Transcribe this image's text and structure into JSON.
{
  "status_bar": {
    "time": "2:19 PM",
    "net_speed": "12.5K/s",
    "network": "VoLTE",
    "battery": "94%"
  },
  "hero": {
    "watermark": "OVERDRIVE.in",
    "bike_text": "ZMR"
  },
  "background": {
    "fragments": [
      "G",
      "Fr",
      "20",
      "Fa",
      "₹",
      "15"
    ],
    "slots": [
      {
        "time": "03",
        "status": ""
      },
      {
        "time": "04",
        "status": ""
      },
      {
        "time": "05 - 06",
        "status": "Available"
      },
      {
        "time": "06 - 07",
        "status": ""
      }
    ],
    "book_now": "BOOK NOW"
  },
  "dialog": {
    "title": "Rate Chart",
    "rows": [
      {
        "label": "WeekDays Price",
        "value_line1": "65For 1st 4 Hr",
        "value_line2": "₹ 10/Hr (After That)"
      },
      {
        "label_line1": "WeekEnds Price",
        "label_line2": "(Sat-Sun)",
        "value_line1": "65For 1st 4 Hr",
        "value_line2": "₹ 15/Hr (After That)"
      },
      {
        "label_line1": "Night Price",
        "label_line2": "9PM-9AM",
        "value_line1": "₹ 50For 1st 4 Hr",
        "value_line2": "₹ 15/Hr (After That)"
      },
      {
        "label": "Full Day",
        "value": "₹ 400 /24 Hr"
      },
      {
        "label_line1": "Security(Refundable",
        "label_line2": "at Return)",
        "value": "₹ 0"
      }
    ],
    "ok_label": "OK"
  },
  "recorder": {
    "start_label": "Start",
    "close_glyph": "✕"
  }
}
☆ ☆ ☆
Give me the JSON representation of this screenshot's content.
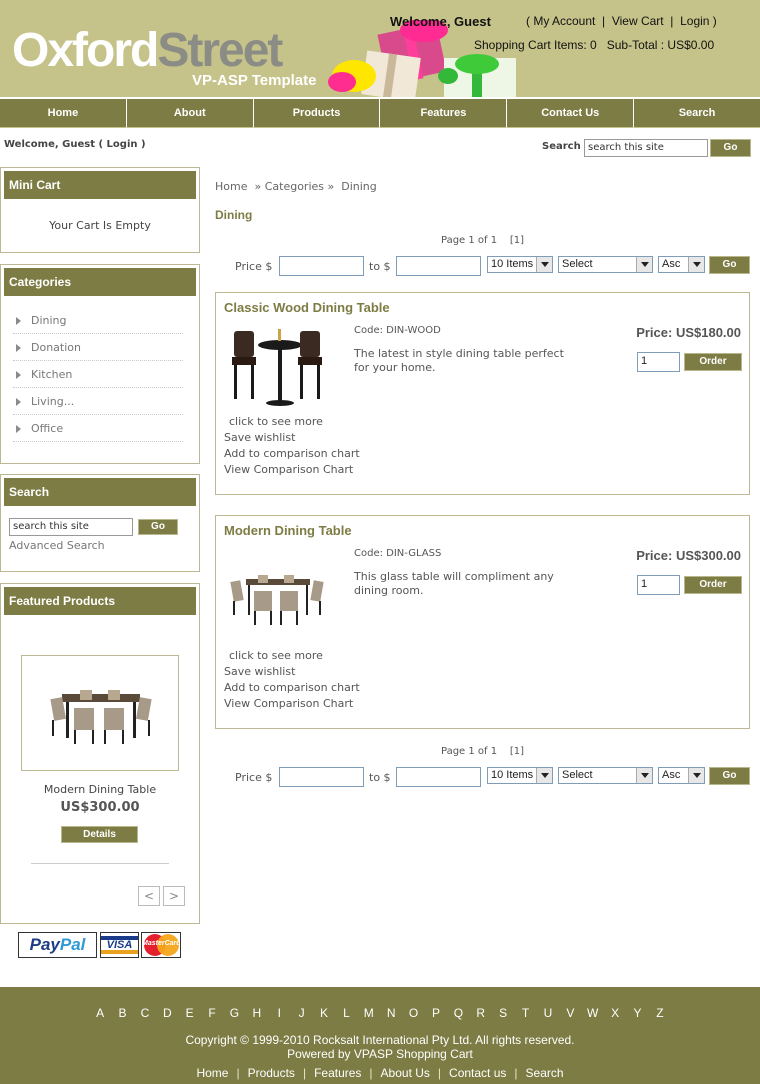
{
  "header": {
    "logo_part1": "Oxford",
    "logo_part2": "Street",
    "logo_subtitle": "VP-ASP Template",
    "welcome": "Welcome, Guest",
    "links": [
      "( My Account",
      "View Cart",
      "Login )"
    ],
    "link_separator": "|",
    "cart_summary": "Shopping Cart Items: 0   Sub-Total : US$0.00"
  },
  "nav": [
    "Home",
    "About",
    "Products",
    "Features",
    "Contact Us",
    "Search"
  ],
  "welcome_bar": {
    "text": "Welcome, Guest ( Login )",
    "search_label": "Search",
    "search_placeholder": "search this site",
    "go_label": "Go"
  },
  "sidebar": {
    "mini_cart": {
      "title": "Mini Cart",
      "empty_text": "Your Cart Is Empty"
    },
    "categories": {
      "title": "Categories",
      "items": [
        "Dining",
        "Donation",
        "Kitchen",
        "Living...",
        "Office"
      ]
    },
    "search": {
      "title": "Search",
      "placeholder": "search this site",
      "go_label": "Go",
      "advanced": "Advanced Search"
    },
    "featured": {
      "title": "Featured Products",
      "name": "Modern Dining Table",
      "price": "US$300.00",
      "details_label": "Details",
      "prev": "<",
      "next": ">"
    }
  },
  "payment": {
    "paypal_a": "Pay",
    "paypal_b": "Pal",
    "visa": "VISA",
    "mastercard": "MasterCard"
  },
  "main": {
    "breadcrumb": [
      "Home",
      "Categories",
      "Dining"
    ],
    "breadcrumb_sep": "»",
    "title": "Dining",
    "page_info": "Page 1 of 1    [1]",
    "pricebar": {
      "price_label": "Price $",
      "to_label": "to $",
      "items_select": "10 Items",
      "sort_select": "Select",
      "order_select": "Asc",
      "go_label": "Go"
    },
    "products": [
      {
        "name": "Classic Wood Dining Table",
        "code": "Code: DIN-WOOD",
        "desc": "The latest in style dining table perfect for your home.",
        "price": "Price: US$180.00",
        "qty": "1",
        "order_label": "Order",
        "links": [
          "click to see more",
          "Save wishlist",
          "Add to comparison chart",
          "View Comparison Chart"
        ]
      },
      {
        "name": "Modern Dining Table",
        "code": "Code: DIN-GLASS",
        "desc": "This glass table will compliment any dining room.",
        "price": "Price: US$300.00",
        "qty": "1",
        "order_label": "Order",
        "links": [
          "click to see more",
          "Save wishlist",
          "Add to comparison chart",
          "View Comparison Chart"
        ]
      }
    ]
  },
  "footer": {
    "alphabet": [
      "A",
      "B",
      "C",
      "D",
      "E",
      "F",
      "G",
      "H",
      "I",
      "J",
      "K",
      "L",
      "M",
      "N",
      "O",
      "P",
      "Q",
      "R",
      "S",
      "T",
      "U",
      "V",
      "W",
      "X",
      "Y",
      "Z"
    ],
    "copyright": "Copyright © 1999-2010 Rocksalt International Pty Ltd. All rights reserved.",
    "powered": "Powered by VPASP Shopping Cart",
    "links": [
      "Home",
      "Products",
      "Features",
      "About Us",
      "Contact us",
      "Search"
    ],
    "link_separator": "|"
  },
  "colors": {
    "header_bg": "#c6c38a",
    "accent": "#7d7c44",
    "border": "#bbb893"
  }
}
☆ ☆ ☆
*Stated exercise*
All lines in the data that contain the word "JSON" should be copied.

*Written reply*
Transcribe this image's text and structure into JSON.
Give me the JSON representation of this screenshot's content.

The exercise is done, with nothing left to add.